BLOQUE DE TEXTO -
▼

Se mostró limpio, sin nubes, diciéndonos: aquí
estoy, vengan. El Velo de la Novia, cascada maravillosa, nos
saludó con su manto de agua, y el paso por Las Amarillas,
con su desgarro diario de la montaña, nos permitió
pasar sin obstaculizar la ruta. Nos bajamos en Lo Valdés,
lugar de refugios de montaña, como el Alemán,
el del Colegio Verbo Divino, el de los Salesianos y los de las
compañías mineras. Era el lugar de acopio, durante
el verano, del yeso traído desde varios kilómetros
más arriba.
Otro camión
nos trasladó hasta el puente Colina, sector protegido,
donde un pastor amigo cobijaba sus cabras en verano. Desde aquí,
luego de acomodar nuestras mochilas, iniciamos el recorrido
entre rocas y tierra suelta, por un sendero angosto que se abre
al desembocar en el extremo oriental del Valle de La Engorda.
Estábamos a 2300 metros de altura aproximadamente. Comimos
algo y luego enfilamos hacia el este en busca de la entrada
a la cascada. Vadear varios esteros sin mojarnos mucho fue un
arte. Una huella bien delimitada zigzagueaba cascada arriba,
contorneándose y desembocando hacia el norte; luego,
al sur, hasta llegar sobre los 3000 metros. En este sendero
abundaban los monolitos, que servían de señuelo
para llegar al refugio Plantat. A las ocho del atardecer ya
estábamos a 3100 metros, dispuestos a descansar para
reponernos y aclimatarnos a la altura. Mi compañero estaba
muy ansioso, su único anhelo era batir el record de subida
y bajada (había leído que dos andinistas subirían
en moto el sábado, harían cumbre y volverían
el domingo a Santiago). Yo quería subir lento y disfrutar
de la ascensión.
El refugio
fue construido por el francés Enrique Plantat en la década
del 30, cuando recién comenzaba a organizarse el montañismo
en Chile. Era de piedra y tenía camarotes de madera,
un subterráneo y una cocina-comedor con despensa. Siempre
quedaban alimentos de excursiones anteriores: caldos, jurel,
sal, fósforos, etc. A la entrada había una terraza
con un zócalo de piedra, un perro de cemento que cuidaba
y una pequeña laguna de aguas cristalinas, que luego
corrían por la cascada ya nombrada. Una pala en el extremo
de un mástil indicaba, cuando la nieve la tapaba en invierno,
dónde se encontraba la puerta. Era un lugar maravilloso
para descansar y echar a volar la imaginación paseando
por cada estrella.

▲

INFORMACIÓN PROPORCIONADA -
▼

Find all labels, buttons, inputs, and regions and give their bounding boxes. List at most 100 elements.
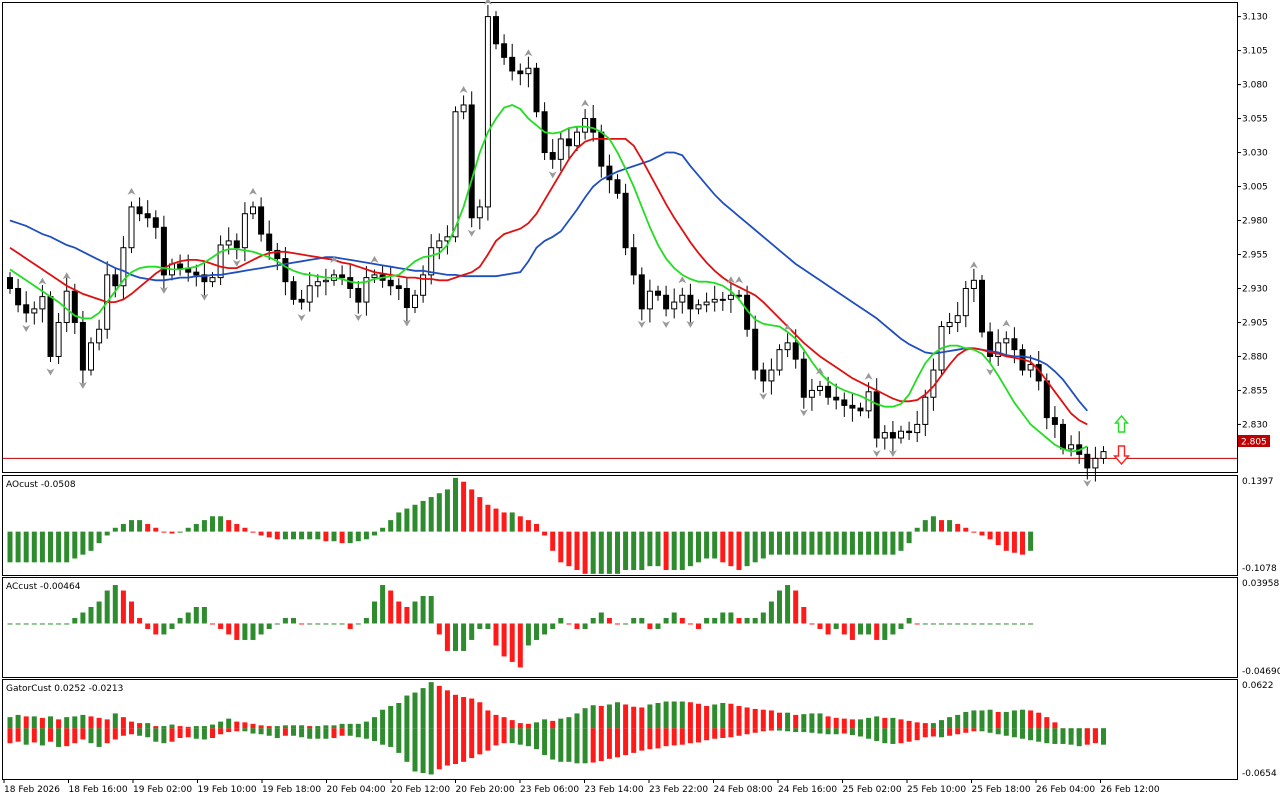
candle-body — [808, 389, 815, 398]
ao-bar — [39, 531, 45, 563]
gator-upper-bar — [955, 714, 961, 729]
gator-lower-bar — [177, 728, 183, 738]
ac-bar — [64, 623, 70, 625]
ao-bar — [428, 497, 434, 532]
candle-body — [970, 279, 977, 289]
gator-upper-bar — [299, 725, 305, 729]
gator-upper-bar — [315, 726, 321, 729]
ac-bar — [485, 623, 491, 629]
ao-bar — [96, 531, 102, 544]
ac-bar — [104, 590, 110, 624]
gator-lower-bar — [704, 728, 710, 741]
ac-bar — [80, 612, 86, 624]
ao-bar — [1011, 531, 1017, 553]
ao-bar — [906, 531, 912, 544]
candle-body — [784, 342, 791, 351]
candle-body — [995, 342, 1002, 357]
gator-lower-bar — [7, 728, 13, 744]
ao-bar — [112, 527, 118, 532]
gator-upper-bar — [728, 703, 734, 729]
gator-upper-bar — [809, 713, 815, 729]
price-tick-label: 3.055 — [1242, 115, 1268, 125]
time-tick-label: 26 Feb 12:00 — [1101, 785, 1160, 795]
gator-upper-bar — [598, 705, 604, 729]
ac-bar — [671, 612, 677, 624]
gator-lower-bar — [388, 728, 394, 747]
gator-upper-bar — [39, 717, 45, 729]
gator-upper-bar — [1011, 710, 1017, 729]
ao-bar — [866, 531, 872, 555]
fractal-down-marker — [22, 324, 31, 332]
gator-lower-bar — [793, 728, 799, 733]
ac-bar — [963, 623, 969, 625]
gator-ymin: -0.0654 — [1242, 769, 1277, 779]
candle-body — [857, 407, 864, 412]
gator-lower-bar — [485, 728, 491, 751]
ac-bar — [185, 612, 191, 624]
ao-bar — [971, 531, 977, 533]
gator-lower-bar — [995, 728, 1001, 735]
fractal-up-marker — [783, 323, 792, 331]
ao-bar — [1003, 531, 1009, 551]
ao-bar — [234, 523, 240, 532]
ac-bar — [752, 617, 758, 624]
gator-lower-bar — [833, 728, 839, 735]
gator-lower-bar — [696, 728, 701, 743]
candle-body — [622, 192, 629, 249]
gator-lower-bar — [687, 728, 693, 744]
ac-bar — [874, 623, 880, 640]
candle-body — [217, 244, 224, 279]
candle-body — [614, 179, 621, 194]
ao-bar — [874, 531, 880, 555]
gator-lower-bar — [193, 728, 199, 739]
ac-bar — [890, 623, 896, 635]
candle-body — [112, 274, 119, 287]
ac-bar — [777, 590, 782, 624]
gator-upper-bar — [752, 708, 758, 729]
candle-body — [776, 349, 783, 371]
gator-lower-bar — [825, 728, 831, 735]
ao-bar — [671, 531, 677, 571]
gator-upper-bar — [963, 711, 969, 729]
gator-lower-bar — [574, 728, 580, 764]
ao-bar — [444, 489, 450, 532]
fractal-up-marker — [726, 276, 735, 284]
gator-upper-bar — [477, 702, 483, 729]
ao-bar — [849, 531, 855, 555]
candle-body — [833, 396, 840, 401]
gator-lower-bar — [137, 728, 143, 736]
gator-upper-bar — [226, 718, 232, 729]
ac-bar — [930, 623, 936, 625]
gator-lower-bar — [979, 728, 985, 732]
gator-lower-bar — [210, 728, 215, 738]
fractal-up-marker — [483, 0, 492, 5]
fractal-up-marker — [370, 255, 379, 263]
gator-lower-bar — [331, 728, 337, 738]
candle-body — [476, 206, 483, 219]
gator-upper-bar — [858, 719, 863, 729]
fractal-up-marker — [330, 255, 338, 263]
fractal-down-marker — [200, 293, 209, 301]
ao-bar — [331, 531, 337, 542]
ac-histogram — [7, 585, 1034, 668]
candle-body — [849, 404, 856, 409]
ac-bar — [436, 623, 442, 635]
ac-label: ACcust -0.00464 — [6, 582, 81, 592]
gator-lower-bar — [96, 728, 102, 747]
candle-body — [201, 274, 208, 283]
ao-bar — [890, 531, 896, 555]
gator-upper-bar — [890, 717, 896, 729]
gator-lower-bar — [469, 728, 475, 759]
ac-bar — [841, 623, 847, 635]
candle-body — [954, 315, 961, 323]
ac-bar — [323, 623, 329, 625]
candle-body — [460, 104, 467, 113]
gator-upper-bar — [849, 719, 855, 729]
ac-bar — [88, 607, 94, 624]
ao-bar — [363, 531, 369, 540]
ac-bar — [606, 617, 612, 624]
axes-layer: 3.130 3.105 3.080 3.055 3.030 3.005 2.980 2.955… — [3, 13, 1268, 795]
ac-bar — [266, 623, 272, 629]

▲

Copia sin cambios el fragmento del relato de la subida al refugio Plantat que va desde "Se mostró limpio, sin" hasta "más arriba.", ambos incluidos. Los registros no intervienen en esto.

Se mostró limpio, sin nubes, diciéndonos: aquí
estoy, vengan. El Velo de la Novia, cascada maravillosa, nos
saludó con su manto de agua, y el paso por Las Amarillas,
con su desgarro diario de la montaña, nos permitió
pasar sin obstaculizar la ruta. Nos bajamos en Lo Valdés,
lugar de refugios de montaña, como el Alemán,
el del Colegio Verbo Divino, el de los Salesianos y los de las
compañías mineras. Era el lugar de acopio, durante
el verano, del yeso traído desde varios kilómetros
más arriba.